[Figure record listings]
::::

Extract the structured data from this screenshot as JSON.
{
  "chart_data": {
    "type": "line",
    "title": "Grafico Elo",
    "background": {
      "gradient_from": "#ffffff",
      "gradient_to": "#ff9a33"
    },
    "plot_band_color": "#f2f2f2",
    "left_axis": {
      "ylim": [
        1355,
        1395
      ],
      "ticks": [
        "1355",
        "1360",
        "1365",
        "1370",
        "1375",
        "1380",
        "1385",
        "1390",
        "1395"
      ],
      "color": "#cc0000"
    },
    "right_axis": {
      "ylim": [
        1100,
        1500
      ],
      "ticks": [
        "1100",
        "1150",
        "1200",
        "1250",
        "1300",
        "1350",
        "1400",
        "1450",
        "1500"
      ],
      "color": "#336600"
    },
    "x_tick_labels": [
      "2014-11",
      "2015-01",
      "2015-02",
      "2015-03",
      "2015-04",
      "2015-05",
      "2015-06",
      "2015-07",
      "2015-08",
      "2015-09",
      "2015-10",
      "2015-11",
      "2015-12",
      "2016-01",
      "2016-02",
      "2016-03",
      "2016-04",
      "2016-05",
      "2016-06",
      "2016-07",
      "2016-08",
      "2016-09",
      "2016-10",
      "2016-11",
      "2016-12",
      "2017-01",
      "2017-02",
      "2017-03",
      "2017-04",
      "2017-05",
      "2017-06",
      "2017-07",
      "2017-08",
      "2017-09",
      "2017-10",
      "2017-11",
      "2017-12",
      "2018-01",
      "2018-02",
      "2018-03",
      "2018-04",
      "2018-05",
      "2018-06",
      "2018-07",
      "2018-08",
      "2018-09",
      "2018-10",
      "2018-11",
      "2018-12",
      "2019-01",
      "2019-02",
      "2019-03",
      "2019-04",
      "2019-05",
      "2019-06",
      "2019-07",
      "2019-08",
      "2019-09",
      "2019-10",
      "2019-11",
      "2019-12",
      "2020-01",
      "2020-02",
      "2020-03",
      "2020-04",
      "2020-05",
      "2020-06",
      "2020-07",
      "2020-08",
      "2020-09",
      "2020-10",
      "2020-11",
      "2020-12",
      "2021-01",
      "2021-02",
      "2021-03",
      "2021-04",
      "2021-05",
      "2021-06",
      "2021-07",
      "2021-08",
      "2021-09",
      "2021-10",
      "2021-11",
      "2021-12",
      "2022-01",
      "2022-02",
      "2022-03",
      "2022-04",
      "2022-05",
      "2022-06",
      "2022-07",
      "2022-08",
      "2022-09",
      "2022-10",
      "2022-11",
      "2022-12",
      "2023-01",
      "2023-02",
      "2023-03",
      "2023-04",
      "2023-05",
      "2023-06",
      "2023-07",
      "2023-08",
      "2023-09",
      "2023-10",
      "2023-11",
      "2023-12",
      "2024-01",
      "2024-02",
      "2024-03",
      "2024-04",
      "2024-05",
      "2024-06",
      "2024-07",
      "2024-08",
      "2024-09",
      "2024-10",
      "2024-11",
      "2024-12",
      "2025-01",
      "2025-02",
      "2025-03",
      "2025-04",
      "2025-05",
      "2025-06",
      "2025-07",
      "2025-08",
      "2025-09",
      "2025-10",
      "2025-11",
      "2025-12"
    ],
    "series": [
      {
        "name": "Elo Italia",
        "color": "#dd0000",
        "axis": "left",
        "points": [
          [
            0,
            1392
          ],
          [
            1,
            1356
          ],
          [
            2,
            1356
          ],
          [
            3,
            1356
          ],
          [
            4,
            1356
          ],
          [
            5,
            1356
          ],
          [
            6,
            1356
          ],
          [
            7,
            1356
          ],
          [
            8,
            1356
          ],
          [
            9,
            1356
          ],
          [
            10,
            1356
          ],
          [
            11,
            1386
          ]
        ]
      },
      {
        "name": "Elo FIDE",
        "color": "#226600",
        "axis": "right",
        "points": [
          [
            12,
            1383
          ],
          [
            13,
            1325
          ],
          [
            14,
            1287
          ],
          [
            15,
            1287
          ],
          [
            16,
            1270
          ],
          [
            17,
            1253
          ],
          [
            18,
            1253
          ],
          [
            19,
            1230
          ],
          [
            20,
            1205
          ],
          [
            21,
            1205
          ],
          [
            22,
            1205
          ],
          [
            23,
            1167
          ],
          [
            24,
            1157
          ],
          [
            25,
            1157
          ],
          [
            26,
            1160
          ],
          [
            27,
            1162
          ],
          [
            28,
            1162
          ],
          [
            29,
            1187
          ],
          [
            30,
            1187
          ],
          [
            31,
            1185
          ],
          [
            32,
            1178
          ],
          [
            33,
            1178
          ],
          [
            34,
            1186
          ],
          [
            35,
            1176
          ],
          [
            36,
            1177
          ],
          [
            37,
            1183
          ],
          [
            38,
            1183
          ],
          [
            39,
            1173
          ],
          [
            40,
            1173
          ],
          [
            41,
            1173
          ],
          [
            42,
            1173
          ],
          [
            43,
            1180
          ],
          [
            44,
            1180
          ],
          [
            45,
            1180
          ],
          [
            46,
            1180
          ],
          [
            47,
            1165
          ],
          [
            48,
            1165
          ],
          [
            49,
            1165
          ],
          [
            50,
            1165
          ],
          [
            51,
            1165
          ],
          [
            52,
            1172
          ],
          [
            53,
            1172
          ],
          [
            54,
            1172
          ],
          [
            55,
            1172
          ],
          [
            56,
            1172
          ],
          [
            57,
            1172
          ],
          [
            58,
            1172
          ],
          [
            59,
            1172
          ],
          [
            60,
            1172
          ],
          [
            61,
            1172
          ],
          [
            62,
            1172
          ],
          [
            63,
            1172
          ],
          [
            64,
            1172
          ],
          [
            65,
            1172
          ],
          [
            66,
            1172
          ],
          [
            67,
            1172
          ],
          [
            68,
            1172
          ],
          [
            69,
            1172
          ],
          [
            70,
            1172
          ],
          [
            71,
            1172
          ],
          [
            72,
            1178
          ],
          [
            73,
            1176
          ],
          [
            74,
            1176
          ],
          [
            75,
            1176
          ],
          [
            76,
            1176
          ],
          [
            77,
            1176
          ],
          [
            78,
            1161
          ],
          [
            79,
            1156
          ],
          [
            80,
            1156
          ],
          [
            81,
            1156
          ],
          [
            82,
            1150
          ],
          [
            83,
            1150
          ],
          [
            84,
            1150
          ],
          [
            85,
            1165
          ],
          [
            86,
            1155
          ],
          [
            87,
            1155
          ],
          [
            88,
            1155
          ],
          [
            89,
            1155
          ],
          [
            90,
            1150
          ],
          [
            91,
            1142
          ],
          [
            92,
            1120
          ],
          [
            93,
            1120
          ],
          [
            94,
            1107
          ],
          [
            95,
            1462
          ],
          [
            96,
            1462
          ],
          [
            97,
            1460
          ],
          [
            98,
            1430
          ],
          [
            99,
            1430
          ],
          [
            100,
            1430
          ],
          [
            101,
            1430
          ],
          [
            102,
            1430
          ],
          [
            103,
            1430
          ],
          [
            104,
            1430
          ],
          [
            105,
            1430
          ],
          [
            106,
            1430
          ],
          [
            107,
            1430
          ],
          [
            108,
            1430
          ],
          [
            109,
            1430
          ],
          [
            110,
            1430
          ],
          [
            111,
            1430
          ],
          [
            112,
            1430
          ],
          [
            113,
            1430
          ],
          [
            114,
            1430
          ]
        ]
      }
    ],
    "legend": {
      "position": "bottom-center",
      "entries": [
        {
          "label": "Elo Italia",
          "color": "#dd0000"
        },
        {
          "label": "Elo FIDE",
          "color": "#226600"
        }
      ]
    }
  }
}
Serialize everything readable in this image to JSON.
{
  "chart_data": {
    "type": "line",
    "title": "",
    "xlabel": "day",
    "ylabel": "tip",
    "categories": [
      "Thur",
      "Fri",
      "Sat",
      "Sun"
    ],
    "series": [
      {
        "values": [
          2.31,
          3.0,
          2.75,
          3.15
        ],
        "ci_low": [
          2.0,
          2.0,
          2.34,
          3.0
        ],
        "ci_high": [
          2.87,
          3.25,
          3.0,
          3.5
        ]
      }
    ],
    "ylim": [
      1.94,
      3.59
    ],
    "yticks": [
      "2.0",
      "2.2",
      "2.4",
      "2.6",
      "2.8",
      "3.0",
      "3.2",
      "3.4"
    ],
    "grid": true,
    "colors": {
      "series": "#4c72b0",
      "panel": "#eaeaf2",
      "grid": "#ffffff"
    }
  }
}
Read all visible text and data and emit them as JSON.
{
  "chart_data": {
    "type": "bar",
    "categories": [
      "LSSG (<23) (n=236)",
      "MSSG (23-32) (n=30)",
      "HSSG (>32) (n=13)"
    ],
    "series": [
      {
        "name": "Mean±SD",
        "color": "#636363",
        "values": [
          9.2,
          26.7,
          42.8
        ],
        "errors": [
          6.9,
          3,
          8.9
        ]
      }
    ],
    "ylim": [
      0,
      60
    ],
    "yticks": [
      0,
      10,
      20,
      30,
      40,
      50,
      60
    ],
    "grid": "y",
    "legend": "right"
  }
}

::::

** Written task **
Copy only this span: the line that contains "Read all visible", the last line, and every line between them.

** Expected answer **
Read all visible text and data and emit them as JSON.
{
  "chart_data": {
    "type": "bar",
    "categories": [
      "LSSG (<23) (n=236)",
      "MSSG (23-32) (n=30)",
      "HSSG (>32) (n=13)"
    ],
    "series": [
      {
        "name": "Mean±SD",
        "color": "#636363",
        "values": [
          9.2,
          26.7,
          42.8
        ],
        "errors": [
          6.9,
          3,
          8.9
        ]
      }
    ],
    "ylim": [
      0,
      60
    ],
    "yticks": [
      0,
      10,
      20,
      30,
      40,
      50,
      60
    ],
    "grid": "y",
    "legend": "right"
  }
}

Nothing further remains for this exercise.